- Tarea -
En el texto sobre los intelectuales, enumera las palabras que el autor pide retener porque se van a escuchar hasta saciarse.

Por Gregorio Morán (LA VANGUARDIA, 15/05/10):
Ahora que ya somos un poco griegos deberíamos tomarnos una cierta distancia. ¿Será un buen momento para la retórica? La cofradía de los retóricos, de honda raigambre en nuestra cultura judeocristiana, es la variante cool de los vendedores de ungüentos de mi infancia. Entonces, todos los jueves, en el mercado provinciano, se preguntaban “¿Qué ven en mi mano? ¿Para qué creen que sirve este frasco minúsculo?”. Luego pasaban a explicar que la modestia de lo que contemplábamos desentonaba con la eficacia del emplaste. Hasta anteayer los retóricos acababan preguntándose adónde iba España, o qué hacíamos con la Constitución, o si el Estatut es la última oportunidad que ofrece la historia. Eso fue anteayer, y a partir de ahora habrá un antes y un después de anteayer.
Este es el momento de los intelectuales. Lo digo sin ironía, porque la intelectualidad como profesión tiene su gran momento. Me remito a los ejemplos del inmediato pasado.
¿Cuál fue la década estelar de la ética en España? Los años ochenta del pasado siglo, cuando algunos empezaron a preguntarse cómo era posible que existiera tal diferencia entre lo que se decía y lo que se hacía.
¿Y los libros de autoayuda? En los noventa irrumpieron los manuales que explicaban que en tu interior no sólo estaba la verdad sino que tu timidez escondía a un artista, a un filósofo, a un creador en el pleno sentido de la palabra. Ahora toca demostrar qué cojones ha pasado, cosa que puede hacer cualquiera con cuatro dedos de frente, pero lo que sólo puede hacer un intelectual es explicarlo de tal modo que las responsabilidades siempre correspondan al adversario, o en su defecto al mercado, y para eso se necesita cierto bagaje cultural y una experiencia en el debate de fondo que consienta no caer en maniqueísmos, ni en simplificar la realidad, ni en posiciones oportunistas. Retengan las palabras maniqueísmos, simplificar la realidad y posiciones oportunistas. Las van a escuchar hasta saciarse.
La invención del intelectual no tiene más de cien años. En los manuales le dirán que fue Zola y su defensa del caso Dreyfus, pero no se lo crean. La audacia y determinación de Zola fue muy otra cosa, y tiene que ver con la decencia y la dignidad del escritor frente a la injusticia. Ya lo había hecho Voltaire con el asunto Calas, y es sabido que fue uno de esos tipos que supo sobrevivir con brillantez a su propia indignidad. De poner una fecha al nacimiento de la figura del intelectual yo apostaría a que fue durante la guerra del 1914-18, porque inaugura los apoyos de escritores y pensadores, en bloque, a una causa de Estado. La lectura de los documentos firmados por aliadófilos y germanófilos – los españoles, por ejemplo-abruman. Luego vinieron otras causas y el fenómeno fue imparable. Cualquier estado de cosas, por aberrante que fuera, tuvo siempre un puñado de intelectuales que lo defendieran.

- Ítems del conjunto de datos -
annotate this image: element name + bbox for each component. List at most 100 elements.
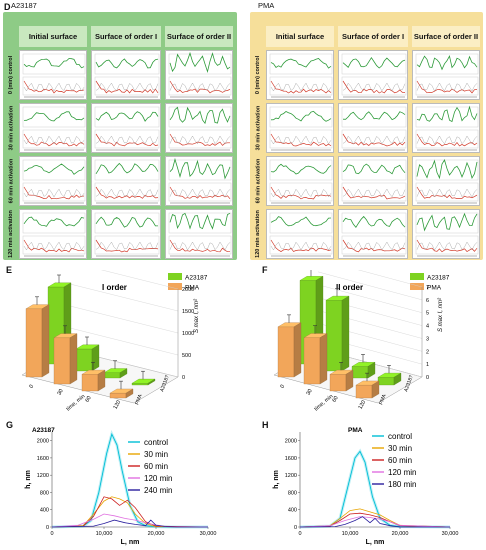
thumbnail-plot bbox=[415, 212, 479, 257]
x-tick-label: 0 bbox=[280, 384, 287, 390]
spectrum-line bbox=[169, 241, 231, 251]
x-tick-label: 30,000 bbox=[442, 531, 459, 537]
legend-swatch bbox=[168, 283, 182, 290]
y-tick-label: 2000 bbox=[37, 439, 49, 445]
row-label: 30 min activation bbox=[8, 105, 15, 151]
thumb-frame bbox=[168, 182, 232, 202]
chart-f-ii-order: II order A23187 PMA 0 1 2 3 4 5 6 7 S max I, nm² 0 30… bbox=[273, 270, 450, 413]
thumb-frame bbox=[94, 212, 160, 234]
series-band bbox=[299, 448, 451, 529]
x-axis-label: time, min bbox=[313, 394, 334, 413]
legend-label: 180 min bbox=[388, 480, 416, 489]
thumbnail-plot bbox=[168, 51, 232, 98]
bar-a23187-side bbox=[147, 378, 156, 386]
spectrum-line bbox=[23, 241, 85, 251]
spectrum-line bbox=[342, 241, 406, 251]
thumbnail-plot bbox=[94, 212, 160, 257]
x-tick-label: 30 bbox=[306, 388, 314, 396]
bar-a23187 bbox=[351, 366, 369, 379]
thumb-frame bbox=[341, 76, 407, 96]
thumb-caption bbox=[24, 149, 84, 151]
profile-thumbnail bbox=[338, 50, 408, 100]
profile-line bbox=[270, 110, 332, 122]
profile-line bbox=[169, 157, 231, 180]
profile-line bbox=[416, 212, 478, 232]
profile-thumbnail bbox=[19, 50, 87, 100]
y-tick-label: 1500 bbox=[182, 309, 194, 315]
thumb-frame bbox=[22, 235, 86, 255]
panel-d-a23187-grid: A23187 Initial surface Surface of order … bbox=[3, 1, 237, 260]
depth-label: PMA bbox=[134, 393, 144, 406]
bar-a23187 bbox=[103, 372, 121, 379]
y-tick-label: 6 bbox=[426, 298, 429, 304]
grid-line bbox=[65, 282, 179, 312]
spectrum-line bbox=[416, 82, 478, 92]
thumb-caption bbox=[96, 96, 158, 98]
profile-line bbox=[270, 163, 332, 175]
thumb-caption bbox=[343, 202, 405, 204]
profile-thumbnail bbox=[165, 103, 233, 153]
legend-label: 60 min bbox=[388, 456, 412, 465]
bar-pma-side bbox=[371, 380, 380, 399]
panel-letter-e: E bbox=[6, 265, 13, 275]
thumbnail-plot bbox=[94, 53, 160, 98]
thumb-frame bbox=[168, 53, 232, 75]
thumb-frame bbox=[22, 106, 86, 128]
series-line bbox=[51, 519, 208, 528]
series-band bbox=[51, 429, 208, 529]
thumb-frame bbox=[94, 53, 160, 75]
thumb-frame bbox=[22, 76, 86, 96]
thumbnail-plot bbox=[269, 159, 333, 204]
legend-label: A23187 bbox=[185, 275, 208, 282]
thumb-caption bbox=[271, 255, 331, 257]
thumbnail-plot bbox=[22, 212, 86, 257]
row-label: 120 min activation bbox=[8, 210, 14, 258]
profile-thumbnail bbox=[338, 156, 408, 206]
thumb-frame bbox=[22, 212, 86, 234]
spectrum-line bbox=[342, 239, 406, 253]
thumb-caption bbox=[170, 149, 230, 151]
thumb-frame bbox=[94, 159, 160, 181]
thumb-frame bbox=[415, 159, 479, 181]
thumb-frame bbox=[269, 53, 333, 75]
depth-label: PMA bbox=[378, 393, 388, 406]
panel-letter-d: D bbox=[4, 2, 11, 12]
thumb-frame bbox=[168, 159, 232, 181]
spectrum-line bbox=[95, 133, 159, 147]
thumbnail-plot bbox=[341, 159, 407, 204]
profile-thumbnail bbox=[91, 103, 161, 153]
spectrum-line bbox=[23, 80, 85, 94]
x-tick-label: 60 bbox=[85, 395, 93, 403]
thumb-caption bbox=[170, 96, 230, 98]
y-tick-label: 500 bbox=[182, 353, 191, 359]
profile-thumbnail bbox=[412, 209, 480, 259]
thumb-caption bbox=[417, 202, 477, 204]
legend-label: 240 min bbox=[144, 486, 172, 495]
thumb-caption bbox=[271, 149, 331, 151]
bar-pma-side bbox=[293, 322, 302, 378]
thumb-frame bbox=[94, 235, 160, 255]
profile-thumbnail bbox=[91, 156, 161, 206]
grid-line bbox=[101, 270, 179, 290]
y-axis-label: h, nm bbox=[25, 470, 32, 489]
spectrum-line bbox=[416, 80, 478, 94]
y-tick-label: 1 bbox=[426, 362, 429, 368]
profile-thumbnail bbox=[412, 103, 480, 153]
thumb-caption bbox=[170, 202, 230, 204]
thumb-frame bbox=[94, 76, 160, 96]
legend-label: control bbox=[144, 438, 168, 447]
bar-a23187-side bbox=[367, 361, 376, 379]
thumb-frame bbox=[168, 106, 232, 128]
thumb-frame bbox=[341, 53, 407, 75]
thumb-frame bbox=[341, 159, 407, 181]
grid-line bbox=[317, 284, 423, 313]
x-tick-label: 20,000 bbox=[148, 531, 165, 537]
x-tick-label: 30,000 bbox=[200, 531, 217, 537]
panel-letter-f: F bbox=[262, 265, 268, 275]
spectrum-line bbox=[270, 188, 332, 198]
profile-thumbnail bbox=[19, 156, 87, 206]
x-tick-label: 10,000 bbox=[96, 531, 113, 537]
thumb-caption bbox=[96, 149, 158, 151]
thumb-frame bbox=[269, 129, 333, 149]
spectrum-line bbox=[169, 82, 231, 92]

- Respuesta -
- maniqueísmos
- simplificar la realidad
- posiciones oportunistas